* _PROBLEM DETAILS_
Work through the data line by line, gathering every line that has the word "flow".

* _DATA ROWS_
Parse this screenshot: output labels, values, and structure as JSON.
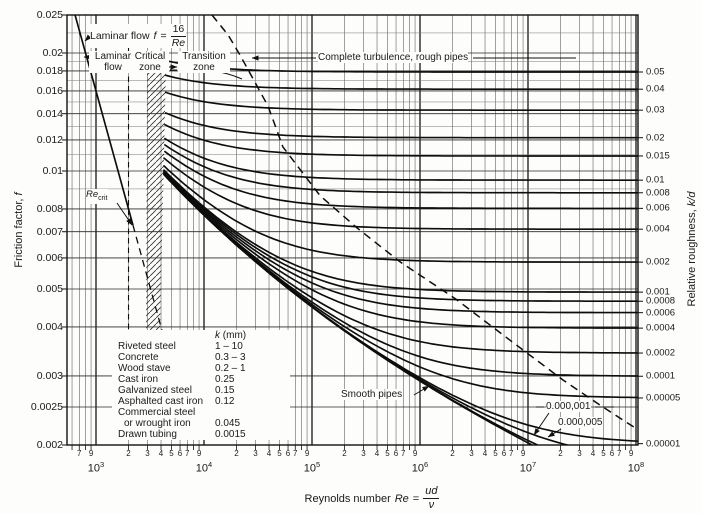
{
  "colors": {
    "ink": "#1a1a1a",
    "curve": "#0d0d0d",
    "grid_minor": "#555555",
    "grid_major": "#141414",
    "paper": "#fdfdfb"
  },
  "labels": {
    "laminar_prefix": "Laminar flow",
    "laminar_var": "f",
    "equals": "=",
    "laminar_num": "16",
    "laminar_den": "Re",
    "zone_laminar_1": "Laminar",
    "zone_laminar_2": "flow",
    "zone_critical_1": "Critical",
    "zone_critical_2": "zone",
    "zone_transition_1": "Transition",
    "zone_transition_2": "zone",
    "complete_turbulence": "Complete turbulence, rough pipes",
    "smooth_pipes": "Smooth pipes",
    "recrit_main": "Re",
    "recrit_sub": "crit",
    "y_left_text": "Friction factor,",
    "y_left_var": "f",
    "y_right_text": "Relative roughness,",
    "y_right_var": "k/d",
    "x_text": "Reynolds number",
    "x_var": "Re",
    "x_num": "ud",
    "x_den": "ν"
  },
  "table": {
    "header_var": "k",
    "header_unit": "(mm)",
    "rows": [
      {
        "material": "Riveted steel",
        "k": "1 – 10"
      },
      {
        "material": "Concrete",
        "k": "0.3 – 3"
      },
      {
        "material": "Wood stave",
        "k": "0.2 – 1"
      },
      {
        "material": "Cast iron",
        "k": "0.25"
      },
      {
        "material": "Galvanized steel",
        "k": "0.15"
      },
      {
        "material": "Asphalted cast iron",
        "k": "0.12"
      },
      {
        "material": "Commercial steel",
        "material2": "or wrought iron",
        "k": "0.045"
      },
      {
        "material": "Drawn tubing",
        "k": "0.0015"
      }
    ]
  },
  "chart_data": {
    "type": "line",
    "title": "Moody diagram — friction factor vs Reynolds number (Fanning)",
    "x_axis": {
      "scale": "log",
      "min": 540,
      "max": 100000000,
      "decade_exponents": [
        3,
        4,
        5,
        6,
        7,
        8
      ],
      "minor_tick_labels": [
        "2",
        "3",
        "4",
        "5",
        "6",
        "7",
        "9"
      ],
      "pre_decade_labels": [
        {
          "value": 700,
          "label": "7"
        },
        {
          "value": 900,
          "label": "9"
        }
      ]
    },
    "y_axis_left": {
      "scale": "log",
      "min": 0.002,
      "max": 0.025,
      "ticks": [
        {
          "value": 0.025,
          "label": "0.025"
        },
        {
          "value": 0.02,
          "label": "0.02"
        },
        {
          "value": 0.018,
          "label": "0.018"
        },
        {
          "value": 0.016,
          "label": "0.016"
        },
        {
          "value": 0.014,
          "label": "0.014"
        },
        {
          "value": 0.012,
          "label": "0.012"
        },
        {
          "value": 0.01,
          "label": "0.01"
        },
        {
          "value": 0.008,
          "label": "0.008"
        },
        {
          "value": 0.007,
          "label": "0.007"
        },
        {
          "value": 0.006,
          "label": "0.006"
        },
        {
          "value": 0.005,
          "label": "0.005"
        },
        {
          "value": 0.004,
          "label": "0.004"
        },
        {
          "value": 0.003,
          "label": "0.003"
        },
        {
          "value": 0.0025,
          "label": "0.0025"
        },
        {
          "value": 0.002,
          "label": "0.002"
        }
      ],
      "minor_gridlines": [
        0.009,
        0.011,
        0.013,
        0.015,
        0.017,
        0.019,
        0.0225
      ]
    },
    "y_axis_right": {
      "ticks": [
        {
          "value": 0.05,
          "label": "0.05"
        },
        {
          "value": 0.04,
          "label": "0.04"
        },
        {
          "value": 0.03,
          "label": "0.03"
        },
        {
          "value": 0.02,
          "label": "0.02"
        },
        {
          "value": 0.015,
          "label": "0.015"
        },
        {
          "value": 0.01,
          "label": "0.01"
        },
        {
          "value": 0.008,
          "label": "0.008"
        },
        {
          "value": 0.006,
          "label": "0.006"
        },
        {
          "value": 0.004,
          "label": "0.004"
        },
        {
          "value": 0.002,
          "label": "0.002"
        },
        {
          "value": 0.001,
          "label": "0.001"
        },
        {
          "value": 0.0008,
          "label": "0.0008"
        },
        {
          "value": 0.0006,
          "label": "0.0006"
        },
        {
          "value": 0.0004,
          "label": "0.0004"
        },
        {
          "value": 0.0002,
          "label": "0.0002"
        },
        {
          "value": 0.0001,
          "label": "0.0001"
        },
        {
          "value": 5e-05,
          "label": "0.00005"
        },
        {
          "value": 1e-05,
          "label": "0.00001"
        }
      ]
    },
    "series": {
      "laminar": {
        "equation": "f = 16/Re",
        "solid_re_range": [
          640,
          2200
        ],
        "dashed_re_range": [
          2200,
          5200
        ]
      },
      "critical_re": 2000,
      "smooth_pipe_kd": 0,
      "roughness_kd": [
        0.05,
        0.04,
        0.03,
        0.02,
        0.015,
        0.01,
        0.008,
        0.006,
        0.004,
        0.002,
        0.001,
        0.0008,
        0.0006,
        0.0004,
        0.0002,
        0.0001,
        5e-05,
        1e-05,
        5e-06,
        1e-06
      ],
      "turbulent_model": "Colebrook: 1/sqrt(4f) = -2 log10( (k/d)/3.7 + 2.51/(Re sqrt(4f)) )"
    },
    "boundary_dashed_logRe_f": [
      [
        4.074,
        0.025
      ],
      [
        4.222,
        0.02225
      ],
      [
        4.333,
        0.01977
      ],
      [
        4.481,
        0.01667
      ],
      [
        4.593,
        0.01465
      ],
      [
        4.731,
        0.01152
      ],
      [
        5.074,
        0.008655
      ],
      [
        5.417,
        0.00716
      ],
      [
        5.815,
        0.005865
      ],
      [
        6.324,
        0.004729
      ],
      [
        6.833,
        0.003701
      ],
      [
        7.324,
        0.002929
      ],
      [
        7.667,
        0.002528
      ],
      [
        8.019,
        0.002186
      ]
    ],
    "annotated_kd": [
      {
        "kd": 1e-06,
        "label": "0.000,001"
      },
      {
        "kd": 5e-06,
        "label": "0.000,005"
      }
    ]
  }
}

* _THE REPLY_
    "laminar_prefix": "Laminar flow",
    "zone_laminar_2": "flow",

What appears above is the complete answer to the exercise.